● **SUPPLIED DATA**:
|---|

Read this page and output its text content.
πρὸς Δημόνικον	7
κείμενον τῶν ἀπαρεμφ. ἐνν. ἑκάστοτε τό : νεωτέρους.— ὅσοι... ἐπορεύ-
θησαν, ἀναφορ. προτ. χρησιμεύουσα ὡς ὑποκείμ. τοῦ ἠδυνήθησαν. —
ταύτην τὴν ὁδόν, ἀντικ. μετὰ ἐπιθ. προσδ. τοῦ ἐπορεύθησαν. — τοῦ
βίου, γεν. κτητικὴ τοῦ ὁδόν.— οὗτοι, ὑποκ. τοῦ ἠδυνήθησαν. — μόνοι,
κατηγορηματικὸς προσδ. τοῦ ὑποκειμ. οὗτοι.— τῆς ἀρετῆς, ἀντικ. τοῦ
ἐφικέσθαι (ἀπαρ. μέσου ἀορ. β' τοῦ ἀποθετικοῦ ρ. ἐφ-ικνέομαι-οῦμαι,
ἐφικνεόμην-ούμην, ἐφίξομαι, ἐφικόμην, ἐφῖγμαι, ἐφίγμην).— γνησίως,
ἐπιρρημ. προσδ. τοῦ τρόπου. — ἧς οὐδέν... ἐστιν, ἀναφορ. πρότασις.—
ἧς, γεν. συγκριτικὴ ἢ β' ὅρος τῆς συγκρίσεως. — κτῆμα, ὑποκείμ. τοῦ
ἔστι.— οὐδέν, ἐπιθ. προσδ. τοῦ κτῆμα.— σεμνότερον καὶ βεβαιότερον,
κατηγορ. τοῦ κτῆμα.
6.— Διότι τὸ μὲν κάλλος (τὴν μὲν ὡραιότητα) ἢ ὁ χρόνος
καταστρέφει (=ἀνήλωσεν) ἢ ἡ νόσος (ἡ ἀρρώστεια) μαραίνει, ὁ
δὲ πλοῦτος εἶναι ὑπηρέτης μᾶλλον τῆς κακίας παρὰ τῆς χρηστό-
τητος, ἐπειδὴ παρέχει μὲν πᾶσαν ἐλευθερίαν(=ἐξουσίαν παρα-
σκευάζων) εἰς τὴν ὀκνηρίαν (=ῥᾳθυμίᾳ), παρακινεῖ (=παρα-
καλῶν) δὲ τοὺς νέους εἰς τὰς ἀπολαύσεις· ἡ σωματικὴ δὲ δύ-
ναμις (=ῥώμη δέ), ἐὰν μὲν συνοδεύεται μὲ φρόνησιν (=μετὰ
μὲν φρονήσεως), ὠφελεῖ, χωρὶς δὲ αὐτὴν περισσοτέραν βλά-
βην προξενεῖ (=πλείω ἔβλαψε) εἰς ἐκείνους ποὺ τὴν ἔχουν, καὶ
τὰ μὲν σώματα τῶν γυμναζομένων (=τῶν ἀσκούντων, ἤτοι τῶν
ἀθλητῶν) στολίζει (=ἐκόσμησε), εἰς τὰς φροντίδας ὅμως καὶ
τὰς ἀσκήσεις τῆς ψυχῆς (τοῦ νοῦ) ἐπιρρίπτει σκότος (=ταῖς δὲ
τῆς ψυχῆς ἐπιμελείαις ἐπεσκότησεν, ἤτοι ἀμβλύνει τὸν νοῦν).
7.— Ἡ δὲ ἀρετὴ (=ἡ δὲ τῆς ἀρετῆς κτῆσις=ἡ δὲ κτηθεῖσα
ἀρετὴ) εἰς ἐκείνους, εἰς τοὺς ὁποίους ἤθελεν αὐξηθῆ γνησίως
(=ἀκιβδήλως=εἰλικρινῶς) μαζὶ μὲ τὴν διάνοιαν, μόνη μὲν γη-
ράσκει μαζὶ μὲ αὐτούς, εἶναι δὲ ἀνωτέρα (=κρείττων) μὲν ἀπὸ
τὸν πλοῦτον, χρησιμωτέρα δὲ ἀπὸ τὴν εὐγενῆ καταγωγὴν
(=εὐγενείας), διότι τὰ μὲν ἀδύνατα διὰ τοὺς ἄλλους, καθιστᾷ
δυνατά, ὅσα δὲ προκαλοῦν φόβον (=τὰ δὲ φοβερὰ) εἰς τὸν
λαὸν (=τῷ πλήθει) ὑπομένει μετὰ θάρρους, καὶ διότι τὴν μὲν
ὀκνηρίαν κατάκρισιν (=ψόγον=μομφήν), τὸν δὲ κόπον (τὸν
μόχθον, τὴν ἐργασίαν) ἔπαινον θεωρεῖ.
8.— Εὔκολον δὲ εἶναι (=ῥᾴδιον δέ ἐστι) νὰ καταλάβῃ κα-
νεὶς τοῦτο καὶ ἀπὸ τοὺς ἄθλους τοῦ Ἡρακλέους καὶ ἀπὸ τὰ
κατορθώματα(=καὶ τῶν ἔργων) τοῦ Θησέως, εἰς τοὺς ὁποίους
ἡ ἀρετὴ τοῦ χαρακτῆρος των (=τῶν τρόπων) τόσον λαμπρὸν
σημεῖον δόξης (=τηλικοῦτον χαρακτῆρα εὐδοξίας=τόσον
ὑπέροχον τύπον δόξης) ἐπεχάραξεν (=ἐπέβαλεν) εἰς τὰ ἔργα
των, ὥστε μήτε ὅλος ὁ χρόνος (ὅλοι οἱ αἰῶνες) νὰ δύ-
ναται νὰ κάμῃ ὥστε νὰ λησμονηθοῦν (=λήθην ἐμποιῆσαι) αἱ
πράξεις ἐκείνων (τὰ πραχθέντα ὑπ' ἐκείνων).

|---|

● **TASK INSTRUCTIONS**: Pull out all lines of the data with the string "προσδ".

● **WORKED ANSWER**:
ταύτην τὴν ὁδόν, ἀντικ. μετὰ ἐπιθ. προσδ. τοῦ ἐπορεύθησαν. — τοῦ
κατηγορηματικὸς προσδ. τοῦ ὑποκειμ. οὗτοι.— τῆς ἀρετῆς, ἀντικ. τοῦ
ἐπιρρημ. προσδ. τοῦ τρόπου. — ἧς οὐδέν... ἐστιν, ἀναφορ. πρότασις.—
ἔστι.— οὐδέν, ἐπιθ. προσδ. τοῦ κτῆμα.— σεμνότερον καὶ βεβαιότερον,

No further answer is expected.